課題 1 >>
シンデレラ体重に関する文章の中で、シンデレラ体重になることについて信じられている内容として鉤括弧で示されている言葉をすべて挙げてください。
課題 2 >>
シンデレラ体重に関する文章のうち、「シンデレラ体重とは医療用語で」から「下回っている計算になります。」までをすべて、そのまま書き出してください。
課題 3 >>
シンデレラ体重に関する文章を、最後の文の後から書き継いでください。

掲載文 >>
=-=-=

シンデレラ体重という言葉を聞いた事はありますか?
シンデレラ体重とは医療用語ではなく2016年頃からSNSを中心に10代~20代の若い女性を中心に広がった言葉であり、標準と言われる体重よりも少ない体重であるのが特徴です。
シンデレラ体重になる事が「美しい」「価値がある」「綺麗な見た目」と信じ、無理な自己流ダイエットに依存してしまうのです。しかし、シンデレラ体重を目指す事は近い未来の健康問題にも直結するため、早急の対策が必要です。シンデレラ体重にまつわる現状と回避する為の食事のポイントを管理栄養士が解説します。
日本の女性の痩せは深刻
平成26年に行われた「国民・栄養調査」では、20代女性の平均摂取カロリーは終戦後よりも低い約1600㎉だったという衝撃の事実が明かになりました。身体活動レベルが「普通(Ⅱ)」の20代女性が1日でとるべきカロリー量の目安は2000㎉ですので、1日に400㎉も不足している事が分かります(約おにぎり2.2個分)。8歳~9歳の女の子のカロリー量が1700㎉ですがら、それをも下回っている計算になります。

=-=-=

抽出データエントリ >>

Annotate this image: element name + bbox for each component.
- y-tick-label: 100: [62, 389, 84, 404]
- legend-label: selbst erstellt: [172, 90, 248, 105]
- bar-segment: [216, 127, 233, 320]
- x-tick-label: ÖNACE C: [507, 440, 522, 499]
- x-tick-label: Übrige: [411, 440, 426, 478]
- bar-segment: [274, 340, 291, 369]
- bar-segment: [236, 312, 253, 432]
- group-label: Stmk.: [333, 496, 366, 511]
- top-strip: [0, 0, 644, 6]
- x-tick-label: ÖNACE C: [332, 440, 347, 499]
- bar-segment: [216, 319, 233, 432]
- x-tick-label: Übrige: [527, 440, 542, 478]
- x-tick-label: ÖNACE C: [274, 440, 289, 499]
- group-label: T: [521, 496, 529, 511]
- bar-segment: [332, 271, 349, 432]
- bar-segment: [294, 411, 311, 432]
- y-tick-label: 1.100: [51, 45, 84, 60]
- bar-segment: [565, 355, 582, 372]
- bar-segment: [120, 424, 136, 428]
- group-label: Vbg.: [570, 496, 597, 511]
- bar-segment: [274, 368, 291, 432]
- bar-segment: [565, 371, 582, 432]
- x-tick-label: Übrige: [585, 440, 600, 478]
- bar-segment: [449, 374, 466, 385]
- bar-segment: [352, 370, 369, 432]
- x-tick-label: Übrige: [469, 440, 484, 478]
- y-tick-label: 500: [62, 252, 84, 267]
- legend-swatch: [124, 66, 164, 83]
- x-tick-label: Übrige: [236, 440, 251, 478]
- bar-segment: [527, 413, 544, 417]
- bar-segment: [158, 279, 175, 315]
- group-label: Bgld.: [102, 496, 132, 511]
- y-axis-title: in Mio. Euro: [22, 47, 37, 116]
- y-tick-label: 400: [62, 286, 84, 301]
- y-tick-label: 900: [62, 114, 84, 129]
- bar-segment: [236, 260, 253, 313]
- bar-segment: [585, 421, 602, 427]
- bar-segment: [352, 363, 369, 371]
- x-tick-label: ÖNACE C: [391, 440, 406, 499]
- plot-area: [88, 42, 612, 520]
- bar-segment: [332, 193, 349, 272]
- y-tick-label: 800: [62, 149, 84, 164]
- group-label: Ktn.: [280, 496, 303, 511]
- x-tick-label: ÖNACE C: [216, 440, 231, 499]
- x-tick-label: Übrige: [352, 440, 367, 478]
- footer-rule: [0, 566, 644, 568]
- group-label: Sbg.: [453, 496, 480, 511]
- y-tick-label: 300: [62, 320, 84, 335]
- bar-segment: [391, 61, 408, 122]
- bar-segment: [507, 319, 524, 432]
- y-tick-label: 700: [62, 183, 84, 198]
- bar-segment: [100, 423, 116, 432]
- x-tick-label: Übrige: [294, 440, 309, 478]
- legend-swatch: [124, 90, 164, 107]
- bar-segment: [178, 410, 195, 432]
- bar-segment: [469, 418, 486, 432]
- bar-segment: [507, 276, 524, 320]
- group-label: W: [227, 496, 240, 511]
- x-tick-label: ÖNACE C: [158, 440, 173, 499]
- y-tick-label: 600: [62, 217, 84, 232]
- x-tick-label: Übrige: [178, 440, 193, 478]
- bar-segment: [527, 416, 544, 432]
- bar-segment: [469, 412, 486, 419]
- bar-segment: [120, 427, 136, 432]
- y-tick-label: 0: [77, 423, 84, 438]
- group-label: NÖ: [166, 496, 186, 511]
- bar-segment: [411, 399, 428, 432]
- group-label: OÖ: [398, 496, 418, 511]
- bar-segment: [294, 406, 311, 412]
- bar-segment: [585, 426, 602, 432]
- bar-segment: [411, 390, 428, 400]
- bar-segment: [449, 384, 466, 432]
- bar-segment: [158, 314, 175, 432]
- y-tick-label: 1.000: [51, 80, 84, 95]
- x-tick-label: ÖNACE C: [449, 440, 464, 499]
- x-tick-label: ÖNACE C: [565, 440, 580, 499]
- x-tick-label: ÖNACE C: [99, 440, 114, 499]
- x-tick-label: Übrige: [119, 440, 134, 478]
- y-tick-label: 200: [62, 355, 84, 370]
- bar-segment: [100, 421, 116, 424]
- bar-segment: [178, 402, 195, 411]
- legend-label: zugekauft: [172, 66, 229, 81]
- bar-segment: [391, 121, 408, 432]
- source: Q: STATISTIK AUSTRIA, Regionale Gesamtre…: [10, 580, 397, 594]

=-=-=

解答 1 >>
「美しい」、「価値がある」、「綺麗な見た目」

解答 2 >>
シンデレラ体重とは医療用語ではなく2016年頃からSNSを中心に10代~20代の若い女性を中心に広がった言葉であり、標準と言われる体重よりも少ない体重であるのが特徴です。
シンデレラ体重になる事が「美しい」「価値がある」「綺麗な見た目」と信じ、無理な自己流ダイエットに依存してしまうのです。しかし、シンデレラ体重を目指す事は近い未来の健康問題にも直結するため、早急の対策が必要です。シンデレラ体重にまつわる現状と回避する為の食事のポイントを管理栄養士が解説します。
日本の女性の痩せは深刻
平成26年に行われた「国民・栄養調査」では、20代女性の平均摂取カロリーは終戦後よりも低い約1600㎉だったという衝撃の事実が明かになりました。身体活動レベルが「普通(Ⅱ)」の20代女性が1日でとるべきカロリー量の目安は2000㎉ですので、1日に400㎉も不足している事が分かります(約おにぎり2.2個分)。8歳~9歳の女の子のカロリー量が1700㎉ですがら、それをも下回っている計算になります。

解答 3 >>
加えて平成29年の「国民・栄養調査」では20代~50代の女性のうち、BMI<18.5以下の20代でのやせの割合が最も高い事が明らかになり、20代女性の5人に1人はやせである事が今の日本の現状である事が分かりました。これは世界から見ても異常に高い数値と言えます。
参考:厚生労働省
https://www.mhlw.go.jp/stf/houdou/0000177189_00001.html
では、飢餓の心配のない先進国である日本でなぜこのような事態が起こるのでしょうか。
【なぜ若い女性は痩せたいのか】
若い日本人女性がシンデレラ体重を目指すようになったのはなぜでしょうか?
その理由は、インターネットやSNSで身近に感じる綺麗で細いアイドルやモデル、芸能人などの影響が大きいと考えられます。現に、80年代のアイドルと今のアイドルを比べると今のアイドルの方が細いですし、スラっと伸びた細い手足に憧れを持つ小中高生も多いでしょう。
太っているわけではないのにぽっちゃりしている事を笑われて嫌な思いをしたり、痩せていて綺麗でいなければ価値が無いという考え方に至ってしまう恐ろしさは若年化しています。最悪の場合、摂食障害へと繋がるケースも珍しくありません。シンデレラ体重を「自分の理想の見た目」であると信じているのです。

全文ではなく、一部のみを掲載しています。